- To do -
Pull out each line of the records holding the string "Component".

═══ Data in this exercise ═══

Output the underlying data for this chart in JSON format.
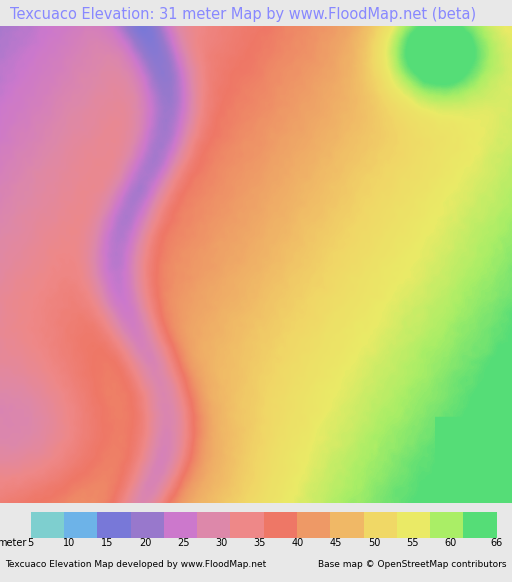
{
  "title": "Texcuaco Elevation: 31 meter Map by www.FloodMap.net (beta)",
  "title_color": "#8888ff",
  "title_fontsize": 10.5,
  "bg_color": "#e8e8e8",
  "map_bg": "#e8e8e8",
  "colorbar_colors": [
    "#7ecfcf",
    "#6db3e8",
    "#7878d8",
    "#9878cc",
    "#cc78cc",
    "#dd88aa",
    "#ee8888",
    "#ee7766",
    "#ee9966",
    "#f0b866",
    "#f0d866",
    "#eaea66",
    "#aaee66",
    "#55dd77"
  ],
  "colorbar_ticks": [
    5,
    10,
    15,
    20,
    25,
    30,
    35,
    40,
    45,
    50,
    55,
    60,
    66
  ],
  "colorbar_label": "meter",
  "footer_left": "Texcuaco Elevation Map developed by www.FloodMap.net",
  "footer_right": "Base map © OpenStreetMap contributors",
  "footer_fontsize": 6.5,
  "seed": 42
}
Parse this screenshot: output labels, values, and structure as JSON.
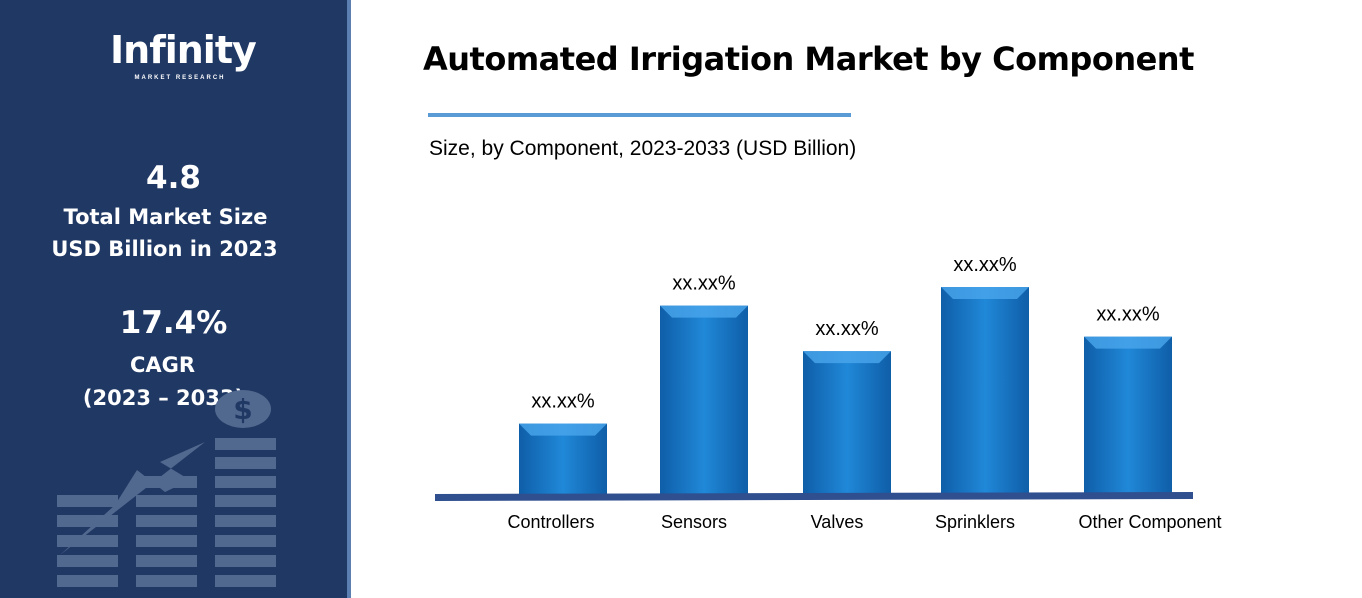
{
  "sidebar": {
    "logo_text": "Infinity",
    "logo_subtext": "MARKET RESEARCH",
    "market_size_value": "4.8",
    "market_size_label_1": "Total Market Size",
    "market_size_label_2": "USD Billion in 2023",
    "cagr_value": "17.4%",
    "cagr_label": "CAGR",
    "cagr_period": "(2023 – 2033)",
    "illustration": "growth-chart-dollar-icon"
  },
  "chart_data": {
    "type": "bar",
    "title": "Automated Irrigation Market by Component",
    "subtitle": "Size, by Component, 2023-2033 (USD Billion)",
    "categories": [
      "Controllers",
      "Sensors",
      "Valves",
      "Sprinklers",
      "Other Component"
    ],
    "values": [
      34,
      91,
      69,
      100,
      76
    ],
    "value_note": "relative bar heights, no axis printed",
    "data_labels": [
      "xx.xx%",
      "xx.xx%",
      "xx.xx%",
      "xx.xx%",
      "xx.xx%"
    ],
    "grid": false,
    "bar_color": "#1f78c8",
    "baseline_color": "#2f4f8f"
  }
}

═══
═══ Data in this exercise ═══

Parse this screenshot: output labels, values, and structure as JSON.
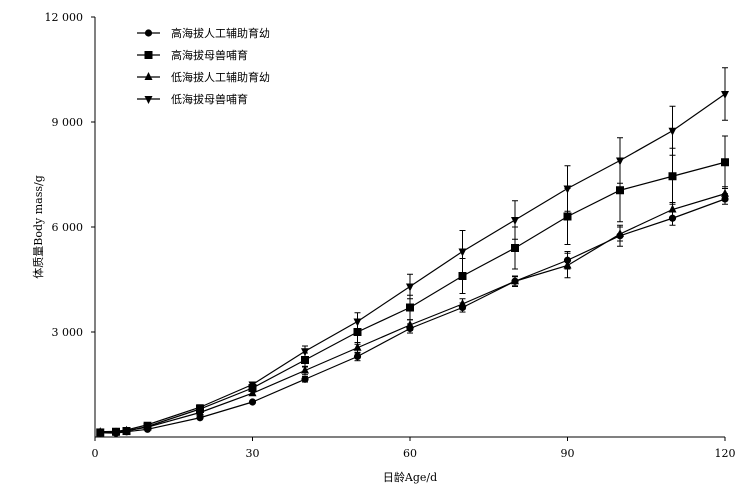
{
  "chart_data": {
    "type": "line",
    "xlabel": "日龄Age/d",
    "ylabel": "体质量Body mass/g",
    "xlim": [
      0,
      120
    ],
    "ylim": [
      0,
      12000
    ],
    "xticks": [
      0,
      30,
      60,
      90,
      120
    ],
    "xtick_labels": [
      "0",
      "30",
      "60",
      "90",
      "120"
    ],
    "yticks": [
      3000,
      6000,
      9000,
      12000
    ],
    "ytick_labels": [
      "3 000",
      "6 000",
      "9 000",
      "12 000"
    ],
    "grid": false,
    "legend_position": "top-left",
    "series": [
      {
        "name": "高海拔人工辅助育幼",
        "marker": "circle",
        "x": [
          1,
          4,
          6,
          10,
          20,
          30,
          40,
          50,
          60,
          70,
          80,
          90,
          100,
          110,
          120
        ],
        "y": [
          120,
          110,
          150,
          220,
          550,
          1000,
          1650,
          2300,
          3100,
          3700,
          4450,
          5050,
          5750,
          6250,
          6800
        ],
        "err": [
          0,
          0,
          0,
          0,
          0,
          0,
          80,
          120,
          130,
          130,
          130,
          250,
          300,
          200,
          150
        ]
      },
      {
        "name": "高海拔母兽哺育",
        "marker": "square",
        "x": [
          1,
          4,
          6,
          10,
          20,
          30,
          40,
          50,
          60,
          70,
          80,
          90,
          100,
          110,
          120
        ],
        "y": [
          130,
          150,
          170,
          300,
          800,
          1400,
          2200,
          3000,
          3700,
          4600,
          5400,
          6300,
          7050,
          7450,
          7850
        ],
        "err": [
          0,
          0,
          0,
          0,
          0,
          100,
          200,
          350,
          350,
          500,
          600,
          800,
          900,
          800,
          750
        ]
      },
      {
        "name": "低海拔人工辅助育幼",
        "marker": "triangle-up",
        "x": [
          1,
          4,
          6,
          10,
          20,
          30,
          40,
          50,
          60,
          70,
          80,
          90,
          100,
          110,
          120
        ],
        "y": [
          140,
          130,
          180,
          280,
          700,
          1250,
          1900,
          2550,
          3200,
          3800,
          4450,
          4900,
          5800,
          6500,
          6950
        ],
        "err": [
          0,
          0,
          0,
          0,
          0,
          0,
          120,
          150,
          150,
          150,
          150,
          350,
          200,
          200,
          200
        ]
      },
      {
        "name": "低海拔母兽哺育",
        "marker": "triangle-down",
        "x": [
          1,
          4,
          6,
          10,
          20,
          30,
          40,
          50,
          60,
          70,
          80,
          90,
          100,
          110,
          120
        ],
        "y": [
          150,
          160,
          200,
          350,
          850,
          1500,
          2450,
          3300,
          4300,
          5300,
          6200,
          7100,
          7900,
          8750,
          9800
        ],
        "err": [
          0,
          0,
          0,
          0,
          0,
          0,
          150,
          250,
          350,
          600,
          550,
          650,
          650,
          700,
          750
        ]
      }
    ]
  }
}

═══

- Answer for the task -
    "title": "Automated Irrigation Market by Component",
    "subtitle": "Size, by Component, 2023-2033 (USD Billion)",
      "Other Component"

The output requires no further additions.